Written task >> Extract the full set of records, then give each one again exactly.

-- Start Records for the exercise --

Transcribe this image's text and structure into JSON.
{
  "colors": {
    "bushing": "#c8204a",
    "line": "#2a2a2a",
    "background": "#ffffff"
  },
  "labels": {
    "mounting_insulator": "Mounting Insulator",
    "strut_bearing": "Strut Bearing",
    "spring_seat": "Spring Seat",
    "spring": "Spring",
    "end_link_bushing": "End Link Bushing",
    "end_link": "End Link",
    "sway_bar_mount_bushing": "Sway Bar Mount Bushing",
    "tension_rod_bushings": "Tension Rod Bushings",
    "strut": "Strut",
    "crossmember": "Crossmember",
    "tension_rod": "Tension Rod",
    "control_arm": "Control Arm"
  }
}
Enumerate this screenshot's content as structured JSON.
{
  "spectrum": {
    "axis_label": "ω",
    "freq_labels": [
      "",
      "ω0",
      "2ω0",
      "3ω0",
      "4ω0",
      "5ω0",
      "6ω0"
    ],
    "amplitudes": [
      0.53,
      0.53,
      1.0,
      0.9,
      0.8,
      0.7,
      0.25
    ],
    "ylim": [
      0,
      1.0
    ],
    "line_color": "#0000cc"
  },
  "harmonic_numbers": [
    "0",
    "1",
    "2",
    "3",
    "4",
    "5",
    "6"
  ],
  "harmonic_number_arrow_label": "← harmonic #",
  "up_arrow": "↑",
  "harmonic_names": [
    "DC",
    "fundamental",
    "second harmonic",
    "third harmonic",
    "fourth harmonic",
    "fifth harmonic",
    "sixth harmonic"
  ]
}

-- End Records for the exercise --

Solution to the problem >>
Transcribe this image's text and structure into JSON.
{
  "colors": {
    "bushing": "#c8204a",
    "line": "#2a2a2a",
    "background": "#ffffff"
  },
  "labels": {
    "mounting_insulator": "Mounting Insulator",
    "strut_bearing": "Strut Bearing",
    "spring_seat": "Spring Seat",
    "spring": "Spring",
    "end_link_bushing": "End Link Bushing",
    "end_link": "End Link",
    "sway_bar_mount_bushing": "Sway Bar Mount Bushing",
    "tension_rod_bushings": "Tension Rod Bushings",
    "strut": "Strut",
    "crossmember": "Crossmember",
    "tension_rod": "Tension Rod",
    "control_arm": "Control Arm"
  }
}
Enumerate this screenshot's content as structured JSON.
{
  "spectrum": {
    "axis_label": "ω",
    "freq_labels": [
      "",
      "ω0",
      "2ω0",
      "3ω0",
      "4ω0",
      "5ω0",
      "6ω0"
    ],
    "amplitudes": [
      0.53,
      0.53,
      1.0,
      0.9,
      0.8,
      0.7,
      0.25
    ],
    "ylim": [
      0,
      1.0
    ],
    "line_color": "#0000cc"
  },
  "harmonic_numbers": [
    "0",
    "1",
    "2",
    "3",
    "4",
    "5",
    "6"
  ],
  "harmonic_number_arrow_label": "← harmonic #",
  "up_arrow": "↑",
  "harmonic_names": [
    "DC",
    "fundamental",
    "second harmonic",
    "third harmonic",
    "fourth harmonic",
    "fifth harmonic",
    "sixth harmonic"
  ]
}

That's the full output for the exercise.